- [Reading text]:
## Begin

Petitioner's legal interest to oppose the amended application for registration of the LPC was recognized in G.R. No. 88637 amidst the circumstances surrounding that case. Thus this Court declared:
There is no merit in the public respondents' [referring to the BOI and Department of Trade and Industry] contention that the petitioner has 'no legal interest' in the matter of the transfer of the BPC petrochemical plant from the province of Bataan to the province of Batangas. The provision in the Investments Code requiring publication of the investor's application for registration in the BOI is implicit recognition that the proposed investment or new industry is a matter of public concern on which the public has a right to be heard. And, when the BOI approved BPC's application to establish its petrochemical plant in Limay, Bataan, the inhabitants of that province, particularly the affected community in Limay, and the petitioner herein as the duly elected represent[tative] of the Second District of Bataan acquired an interest in the project which they have a right to protect. Their interest in the establishment of the petrochemical plant in their midst is actual, real, and vital because it will affect not only their economic life but even the air they will breathe.[17] (Emphasis supplied)It can not be gainsaid that the provision in the Omnibus Investment Code of 1987 requiring publication of the investor's application for registration remains to be a source of petitioner's legal interest to oppose herein respondent's amended application.
In G.R. No. 88637, this Court ruled that an amended application was "in effect a new application" which must be published "so that whoever may have any objection to the transfer may be heard."[18]
Article 7, subparagraph 3 of the Omnibus Investments Code, as amended, provides that among the powers and duties of the BOI is to "[p]rocess and approve applications for registration with the Board, imposing such terms and conditions as it may deem necessary to promote the objectives of this Code, including . . . payment of application, registration, publication and other necessary fees . . ." Consonant with this provision, Section 4 of Rule III of the Rules Implementing the Code provides:
SECTION 4. Publication of Application - Upon the official acceptance of the application, notice thereof shall be published once in a newspaper of general circulation or in any manner that the Board may require, at applicant's expense, in a format indicating the name of the applicant, the area of investment, the capacity applied for and the plant site, if any.At the time respondent's amended application was filed, petitioner, as representative of Bataan, had as much interest as in the previous cases to ensure the viability of the petrochemical complex in Bataan. Certainly, the successful operation of the Bataan petrochemical complex would mean tremendous economic gains and employment opportunities for the province. Conversely, its non-viability and failure would spell economic hardships for the people there. For this reason, petitioner's pleadings have invariably stressed that any petrochemical plant outside of Bataan would make the Philippine National Oil Corporation (PNOC) project less viable, because the market could not absorb the output of more than one petrochemical complex.

## End

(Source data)
## Begin

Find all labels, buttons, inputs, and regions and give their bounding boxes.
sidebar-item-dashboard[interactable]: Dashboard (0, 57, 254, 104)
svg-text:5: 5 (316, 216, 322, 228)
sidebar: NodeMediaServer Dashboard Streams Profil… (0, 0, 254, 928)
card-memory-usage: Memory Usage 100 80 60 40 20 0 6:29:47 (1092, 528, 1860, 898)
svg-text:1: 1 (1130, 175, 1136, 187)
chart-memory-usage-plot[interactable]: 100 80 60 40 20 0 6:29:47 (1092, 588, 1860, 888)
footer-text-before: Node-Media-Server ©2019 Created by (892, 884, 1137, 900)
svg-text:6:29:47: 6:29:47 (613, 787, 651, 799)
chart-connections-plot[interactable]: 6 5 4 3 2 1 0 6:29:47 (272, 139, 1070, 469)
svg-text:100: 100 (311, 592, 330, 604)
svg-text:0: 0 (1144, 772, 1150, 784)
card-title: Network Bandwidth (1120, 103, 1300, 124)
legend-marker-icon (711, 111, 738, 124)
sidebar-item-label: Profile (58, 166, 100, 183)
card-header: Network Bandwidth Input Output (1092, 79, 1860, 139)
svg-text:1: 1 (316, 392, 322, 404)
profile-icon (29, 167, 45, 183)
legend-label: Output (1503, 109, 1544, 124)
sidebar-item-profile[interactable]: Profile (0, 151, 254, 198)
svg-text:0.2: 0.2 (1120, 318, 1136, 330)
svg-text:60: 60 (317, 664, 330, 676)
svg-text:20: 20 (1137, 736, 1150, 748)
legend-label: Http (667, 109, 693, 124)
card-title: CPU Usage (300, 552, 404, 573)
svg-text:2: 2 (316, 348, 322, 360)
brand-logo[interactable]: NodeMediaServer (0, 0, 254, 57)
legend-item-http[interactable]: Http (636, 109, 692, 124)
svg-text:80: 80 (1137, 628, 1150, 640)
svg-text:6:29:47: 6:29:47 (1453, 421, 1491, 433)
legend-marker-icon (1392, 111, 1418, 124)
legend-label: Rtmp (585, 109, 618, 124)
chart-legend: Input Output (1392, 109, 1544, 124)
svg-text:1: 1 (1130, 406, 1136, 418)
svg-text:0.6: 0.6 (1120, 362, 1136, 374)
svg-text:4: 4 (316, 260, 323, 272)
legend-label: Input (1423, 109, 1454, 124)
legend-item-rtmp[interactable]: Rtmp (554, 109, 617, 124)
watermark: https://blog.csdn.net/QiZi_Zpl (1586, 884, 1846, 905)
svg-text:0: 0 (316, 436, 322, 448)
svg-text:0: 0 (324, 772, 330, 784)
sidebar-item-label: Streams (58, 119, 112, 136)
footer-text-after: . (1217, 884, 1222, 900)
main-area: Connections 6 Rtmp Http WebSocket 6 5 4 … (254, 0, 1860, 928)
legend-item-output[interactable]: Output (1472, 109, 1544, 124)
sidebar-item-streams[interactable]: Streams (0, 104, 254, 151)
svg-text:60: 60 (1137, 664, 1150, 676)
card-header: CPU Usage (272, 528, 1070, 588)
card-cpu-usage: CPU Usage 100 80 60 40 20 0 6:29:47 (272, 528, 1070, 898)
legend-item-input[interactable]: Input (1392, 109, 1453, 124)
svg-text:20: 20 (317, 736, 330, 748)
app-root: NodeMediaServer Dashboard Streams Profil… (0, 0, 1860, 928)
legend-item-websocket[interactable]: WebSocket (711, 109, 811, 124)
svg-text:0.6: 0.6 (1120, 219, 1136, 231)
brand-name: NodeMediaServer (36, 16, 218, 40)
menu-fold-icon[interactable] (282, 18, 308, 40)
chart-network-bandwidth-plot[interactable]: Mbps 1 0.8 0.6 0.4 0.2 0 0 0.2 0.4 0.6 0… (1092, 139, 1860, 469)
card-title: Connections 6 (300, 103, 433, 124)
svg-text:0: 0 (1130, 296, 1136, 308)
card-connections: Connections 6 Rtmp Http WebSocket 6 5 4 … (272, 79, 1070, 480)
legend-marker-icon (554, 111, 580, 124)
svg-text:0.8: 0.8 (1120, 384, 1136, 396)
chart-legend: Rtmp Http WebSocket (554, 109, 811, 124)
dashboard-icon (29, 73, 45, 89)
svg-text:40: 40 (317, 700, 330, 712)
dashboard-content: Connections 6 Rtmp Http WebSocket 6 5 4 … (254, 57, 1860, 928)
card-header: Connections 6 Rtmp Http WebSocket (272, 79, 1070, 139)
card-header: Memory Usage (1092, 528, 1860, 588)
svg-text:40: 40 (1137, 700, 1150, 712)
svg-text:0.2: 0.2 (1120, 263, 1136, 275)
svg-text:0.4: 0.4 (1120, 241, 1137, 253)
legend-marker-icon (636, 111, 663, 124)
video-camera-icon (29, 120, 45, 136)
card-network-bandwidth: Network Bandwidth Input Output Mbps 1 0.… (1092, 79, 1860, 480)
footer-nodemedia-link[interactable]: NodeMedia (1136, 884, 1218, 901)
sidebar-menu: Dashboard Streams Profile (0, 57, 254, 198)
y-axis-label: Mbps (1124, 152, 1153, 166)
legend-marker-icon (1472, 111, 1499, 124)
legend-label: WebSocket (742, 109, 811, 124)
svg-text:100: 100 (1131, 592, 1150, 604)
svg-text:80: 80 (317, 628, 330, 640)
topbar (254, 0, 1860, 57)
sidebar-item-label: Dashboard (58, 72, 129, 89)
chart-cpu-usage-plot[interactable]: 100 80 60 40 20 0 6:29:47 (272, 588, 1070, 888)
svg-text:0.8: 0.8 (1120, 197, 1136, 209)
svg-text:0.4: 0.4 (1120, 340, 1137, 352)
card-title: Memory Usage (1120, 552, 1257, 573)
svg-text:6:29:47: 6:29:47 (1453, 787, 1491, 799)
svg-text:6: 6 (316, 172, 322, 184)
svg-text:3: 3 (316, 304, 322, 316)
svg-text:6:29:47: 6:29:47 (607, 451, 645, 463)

## End

- [Written problem]:
Answer these questions from the excerpt on the Bataan petrochemical case.
(a) In G.R. No. 88637, what did the Court say an amended application was in effect?
(b) Under Section 4 of Rule III, what four items must the published notice of an application indicate?
(c) According to the petitioner's pleadings, why would any petrochemical plant outside Bataan make the PNOC project less viable?

- [Final result]:
(a) The Court said an amended application was in effect a new application, which had to be published so that anyone objecting to the transfer could be heard.
(b) The notice must indicate the name of the applicant, the area of investment, the capacity applied for, and the plant site, if any.
(c) The market could not absorb the output of more than one petrochemical complex.